*Direction:*
The records that follow must be reproduced in full, exactly as written.

*Task input:*
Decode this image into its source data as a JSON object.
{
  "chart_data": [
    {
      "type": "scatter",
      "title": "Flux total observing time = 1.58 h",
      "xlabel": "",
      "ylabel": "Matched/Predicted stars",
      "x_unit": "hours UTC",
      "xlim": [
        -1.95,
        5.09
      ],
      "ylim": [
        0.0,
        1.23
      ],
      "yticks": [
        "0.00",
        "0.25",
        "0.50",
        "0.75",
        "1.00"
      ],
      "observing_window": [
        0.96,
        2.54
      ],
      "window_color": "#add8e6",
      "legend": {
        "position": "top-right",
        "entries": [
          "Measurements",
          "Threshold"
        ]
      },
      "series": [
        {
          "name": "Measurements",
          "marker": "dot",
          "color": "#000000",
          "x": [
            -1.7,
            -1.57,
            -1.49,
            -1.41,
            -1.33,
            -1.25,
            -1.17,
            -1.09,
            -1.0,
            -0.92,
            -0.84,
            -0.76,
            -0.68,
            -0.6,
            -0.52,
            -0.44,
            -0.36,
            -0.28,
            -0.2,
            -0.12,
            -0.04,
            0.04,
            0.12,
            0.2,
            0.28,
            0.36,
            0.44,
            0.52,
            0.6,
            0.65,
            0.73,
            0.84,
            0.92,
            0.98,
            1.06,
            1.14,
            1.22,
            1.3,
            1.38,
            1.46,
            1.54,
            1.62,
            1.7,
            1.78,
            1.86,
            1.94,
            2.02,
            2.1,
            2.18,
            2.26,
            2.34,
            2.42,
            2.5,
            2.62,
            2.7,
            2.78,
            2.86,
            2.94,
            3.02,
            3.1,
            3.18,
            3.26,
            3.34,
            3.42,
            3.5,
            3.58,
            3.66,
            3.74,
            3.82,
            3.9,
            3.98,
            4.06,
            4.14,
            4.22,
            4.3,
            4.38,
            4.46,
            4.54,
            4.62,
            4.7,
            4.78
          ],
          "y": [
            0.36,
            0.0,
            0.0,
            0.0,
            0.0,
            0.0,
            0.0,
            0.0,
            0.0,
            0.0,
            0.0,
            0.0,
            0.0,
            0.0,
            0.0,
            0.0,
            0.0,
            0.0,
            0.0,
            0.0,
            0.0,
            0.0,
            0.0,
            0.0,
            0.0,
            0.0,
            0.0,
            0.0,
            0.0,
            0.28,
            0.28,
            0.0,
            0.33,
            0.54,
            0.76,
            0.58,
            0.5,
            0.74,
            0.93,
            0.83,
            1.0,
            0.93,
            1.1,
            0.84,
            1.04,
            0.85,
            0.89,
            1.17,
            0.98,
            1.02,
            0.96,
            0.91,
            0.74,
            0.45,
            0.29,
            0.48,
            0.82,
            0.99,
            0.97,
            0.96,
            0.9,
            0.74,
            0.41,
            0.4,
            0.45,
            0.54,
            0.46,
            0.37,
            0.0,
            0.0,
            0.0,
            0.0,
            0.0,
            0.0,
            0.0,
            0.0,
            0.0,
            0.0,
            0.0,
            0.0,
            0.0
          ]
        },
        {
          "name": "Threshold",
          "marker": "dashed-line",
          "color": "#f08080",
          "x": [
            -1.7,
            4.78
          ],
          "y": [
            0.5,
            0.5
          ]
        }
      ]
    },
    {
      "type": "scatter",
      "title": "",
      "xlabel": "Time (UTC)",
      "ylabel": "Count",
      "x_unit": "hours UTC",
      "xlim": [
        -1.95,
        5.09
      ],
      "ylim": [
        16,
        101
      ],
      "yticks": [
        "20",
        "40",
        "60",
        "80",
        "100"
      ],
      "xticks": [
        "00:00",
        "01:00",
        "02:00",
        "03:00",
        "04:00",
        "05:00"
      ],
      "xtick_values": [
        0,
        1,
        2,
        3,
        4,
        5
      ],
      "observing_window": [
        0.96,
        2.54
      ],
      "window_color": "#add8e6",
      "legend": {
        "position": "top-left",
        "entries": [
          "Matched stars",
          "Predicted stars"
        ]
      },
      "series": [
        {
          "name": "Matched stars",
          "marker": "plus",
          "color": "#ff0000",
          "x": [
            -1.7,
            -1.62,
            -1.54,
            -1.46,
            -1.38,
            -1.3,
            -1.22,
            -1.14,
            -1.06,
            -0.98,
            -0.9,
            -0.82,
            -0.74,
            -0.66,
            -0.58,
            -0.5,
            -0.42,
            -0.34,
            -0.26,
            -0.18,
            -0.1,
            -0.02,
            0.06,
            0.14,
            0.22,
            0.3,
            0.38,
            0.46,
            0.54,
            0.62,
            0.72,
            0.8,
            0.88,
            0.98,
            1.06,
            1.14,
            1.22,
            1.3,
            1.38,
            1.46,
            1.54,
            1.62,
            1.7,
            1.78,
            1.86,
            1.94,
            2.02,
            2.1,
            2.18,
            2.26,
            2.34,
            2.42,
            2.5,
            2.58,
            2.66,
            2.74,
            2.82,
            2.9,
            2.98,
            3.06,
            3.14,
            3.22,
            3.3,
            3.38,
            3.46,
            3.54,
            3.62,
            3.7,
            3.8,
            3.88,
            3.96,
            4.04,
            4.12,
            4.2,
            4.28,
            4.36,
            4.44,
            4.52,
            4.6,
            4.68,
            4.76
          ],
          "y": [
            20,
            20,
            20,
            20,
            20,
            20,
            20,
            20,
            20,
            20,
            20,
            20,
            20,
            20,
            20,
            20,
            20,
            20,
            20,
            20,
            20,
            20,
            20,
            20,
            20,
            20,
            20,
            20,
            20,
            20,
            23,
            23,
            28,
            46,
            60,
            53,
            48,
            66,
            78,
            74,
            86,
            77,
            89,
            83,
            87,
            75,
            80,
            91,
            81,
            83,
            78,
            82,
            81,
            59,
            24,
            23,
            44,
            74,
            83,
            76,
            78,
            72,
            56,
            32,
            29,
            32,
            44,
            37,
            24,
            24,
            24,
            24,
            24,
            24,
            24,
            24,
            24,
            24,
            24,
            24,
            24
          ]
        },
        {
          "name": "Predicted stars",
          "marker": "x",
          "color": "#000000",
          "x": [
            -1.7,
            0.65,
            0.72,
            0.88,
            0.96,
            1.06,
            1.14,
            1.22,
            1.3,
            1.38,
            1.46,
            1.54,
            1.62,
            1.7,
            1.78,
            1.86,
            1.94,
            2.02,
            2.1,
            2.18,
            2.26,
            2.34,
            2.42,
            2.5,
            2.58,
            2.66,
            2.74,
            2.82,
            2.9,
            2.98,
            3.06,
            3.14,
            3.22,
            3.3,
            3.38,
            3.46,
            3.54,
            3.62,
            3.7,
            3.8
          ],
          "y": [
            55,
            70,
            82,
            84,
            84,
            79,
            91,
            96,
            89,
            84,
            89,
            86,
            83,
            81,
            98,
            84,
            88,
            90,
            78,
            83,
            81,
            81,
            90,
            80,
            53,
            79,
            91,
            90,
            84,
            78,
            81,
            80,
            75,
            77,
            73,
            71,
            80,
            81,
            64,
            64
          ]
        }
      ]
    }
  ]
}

*Task output:*
Decode this image into its source data as a JSON object.
{
  "chart_data": [
    {
      "type": "scatter",
      "title": "Flux total observing time = 1.58 h",
      "xlabel": "",
      "ylabel": "Matched/Predicted stars",
      "x_unit": "hours UTC",
      "xlim": [
        -1.95,
        5.09
      ],
      "ylim": [
        0.0,
        1.23
      ],
      "yticks": [
        "0.00",
        "0.25",
        "0.50",
        "0.75",
        "1.00"
      ],
      "observing_window": [
        0.96,
        2.54
      ],
      "window_color": "#add8e6",
      "legend": {
        "position": "top-right",
        "entries": [
          "Measurements",
          "Threshold"
        ]
      },
      "series": [
        {
          "name": "Measurements",
          "marker": "dot",
          "color": "#000000",
          "x": [
            -1.7,
            -1.57,
            -1.49,
            -1.41,
            -1.33,
            -1.25,
            -1.17,
            -1.09,
            -1.0,
            -0.92,
            -0.84,
            -0.76,
            -0.68,
            -0.6,
            -0.52,
            -0.44,
            -0.36,
            -0.28,
            -0.2,
            -0.12,
            -0.04,
            0.04,
            0.12,
            0.2,
            0.28,
            0.36,
            0.44,
            0.52,
            0.6,
            0.65,
            0.73,
            0.84,
            0.92,
            0.98,
            1.06,
            1.14,
            1.22,
            1.3,
            1.38,
            1.46,
            1.54,
            1.62,
            1.7,
            1.78,
            1.86,
            1.94,
            2.02,
            2.1,
            2.18,
            2.26,
            2.34,
            2.42,
            2.5,
            2.62,
            2.7,
            2.78,
            2.86,
            2.94,
            3.02,
            3.1,
            3.18,
            3.26,
            3.34,
            3.42,
            3.5,
            3.58,
            3.66,
            3.74,
            3.82,
            3.9,
            3.98,
            4.06,
            4.14,
            4.22,
            4.3,
            4.38,
            4.46,
            4.54,
            4.62,
            4.7,
            4.78
          ],
          "y": [
            0.36,
            0.0,
            0.0,
            0.0,
            0.0,
            0.0,
            0.0,
            0.0,
            0.0,
            0.0,
            0.0,
            0.0,
            0.0,
            0.0,
            0.0,
            0.0,
            0.0,
            0.0,
            0.0,
            0.0,
            0.0,
            0.0,
            0.0,
            0.0,
            0.0,
            0.0,
            0.0,
            0.0,
            0.0,
            0.28,
            0.28,
            0.0,
            0.33,
            0.54,
            0.76,
            0.58,
            0.5,
            0.74,
            0.93,
            0.83,
            1.0,
            0.93,
            1.1,
            0.84,
            1.04,
            0.85,
            0.89,
            1.17,
            0.98,
            1.02,
            0.96,
            0.91,
            0.74,
            0.45,
            0.29,
            0.48,
            0.82,
            0.99,
            0.97,
            0.96,
            0.9,
            0.74,
            0.41,
            0.4,
            0.45,
            0.54,
            0.46,
            0.37,
            0.0,
            0.0,
            0.0,
            0.0,
            0.0,
            0.0,
            0.0,
            0.0,
            0.0,
            0.0,
            0.0,
            0.0,
            0.0
          ]
        },
        {
          "name": "Threshold",
          "marker": "dashed-line",
          "color": "#f08080",
          "x": [
            -1.7,
            4.78
          ],
          "y": [
            0.5,
            0.5
          ]
        }
      ]
    },
    {
      "type": "scatter",
      "title": "",
      "xlabel": "Time (UTC)",
      "ylabel": "Count",
      "x_unit": "hours UTC",
      "xlim": [
        -1.95,
        5.09
      ],
      "ylim": [
        16,
        101
      ],
      "yticks": [
        "20",
        "40",
        "60",
        "80",
        "100"
      ],
      "xticks": [
        "00:00",
        "01:00",
        "02:00",
        "03:00",
        "04:00",
        "05:00"
      ],
      "xtick_values": [
        0,
        1,
        2,
        3,
        4,
        5
      ],
      "observing_window": [
        0.96,
        2.54
      ],
      "window_color": "#add8e6",
      "legend": {
        "position": "top-left",
        "entries": [
          "Matched stars",
          "Predicted stars"
        ]
      },
      "series": [
        {
          "name": "Matched stars",
          "marker": "plus",
          "color": "#ff0000",
          "x": [
            -1.7,
            -1.62,
            -1.54,
            -1.46,
            -1.38,
            -1.3,
            -1.22,
            -1.14,
            -1.06,
            -0.98,
            -0.9,
            -0.82,
            -0.74,
            -0.66,
            -0.58,
            -0.5,
            -0.42,
            -0.34,
            -0.26,
            -0.18,
            -0.1,
            -0.02,
            0.06,
            0.14,
            0.22,
            0.3,
            0.38,
            0.46,
            0.54,
            0.62,
            0.72,
            0.8,
            0.88,
            0.98,
            1.06,
            1.14,
            1.22,
            1.3,
            1.38,
            1.46,
            1.54,
            1.62,
            1.7,
            1.78,
            1.86,
            1.94,
            2.02,
            2.1,
            2.18,
            2.26,
            2.34,
            2.42,
            2.5,
            2.58,
            2.66,
            2.74,
            2.82,
            2.9,
            2.98,
            3.06,
            3.14,
            3.22,
            3.3,
            3.38,
            3.46,
            3.54,
            3.62,
            3.7,
            3.8,
            3.88,
            3.96,
            4.04,
            4.12,
            4.2,
            4.28,
            4.36,
            4.44,
            4.52,
            4.6,
            4.68,
            4.76
          ],
          "y": [
            20,
            20,
            20,
            20,
            20,
            20,
            20,
            20,
            20,
            20,
            20,
            20,
            20,
            20,
            20,
            20,
            20,
            20,
            20,
            20,
            20,
            20,
            20,
            20,
            20,
            20,
            20,
            20,
            20,
            20,
            23,
            23,
            28,
            46,
            60,
            53,
            48,
            66,
            78,
            74,
            86,
            77,
            89,
            83,
            87,
            75,
            80,
            91,
            81,
            83,
            78,
            82,
            81,
            59,
            24,
            23,
            44,
            74,
            83,
            76,
            78,
            72,
            56,
            32,
            29,
            32,
            44,
            37,
            24,
            24,
            24,
            24,
            24,
            24,
            24,
            24,
            24,
            24,
            24,
            24,
            24
          ]
        },
        {
          "name": "Predicted stars",
          "marker": "x",
          "color": "#000000",
          "x": [
            -1.7,
            0.65,
            0.72,
            0.88,
            0.96,
            1.06,
            1.14,
            1.22,
            1.3,
            1.38,
            1.46,
            1.54,
            1.62,
            1.7,
            1.78,
            1.86,
            1.94,
            2.02,
            2.1,
            2.18,
            2.26,
            2.34,
            2.42,
            2.5,
            2.58,
            2.66,
            2.74,
            2.82,
            2.9,
            2.98,
            3.06,
            3.14,
            3.22,
            3.3,
            3.38,
            3.46,
            3.54,
            3.62,
            3.7,
            3.8
          ],
          "y": [
            55,
            70,
            82,
            84,
            84,
            79,
            91,
            96,
            89,
            84,
            89,
            86,
            83,
            81,
            98,
            84,
            88,
            90,
            78,
            83,
            81,
            81,
            90,
            80,
            53,
            79,
            91,
            90,
            84,
            78,
            81,
            80,
            75,
            77,
            73,
            71,
            80,
            81,
            64,
            64
          ]
        }
      ]
    }
  ]
}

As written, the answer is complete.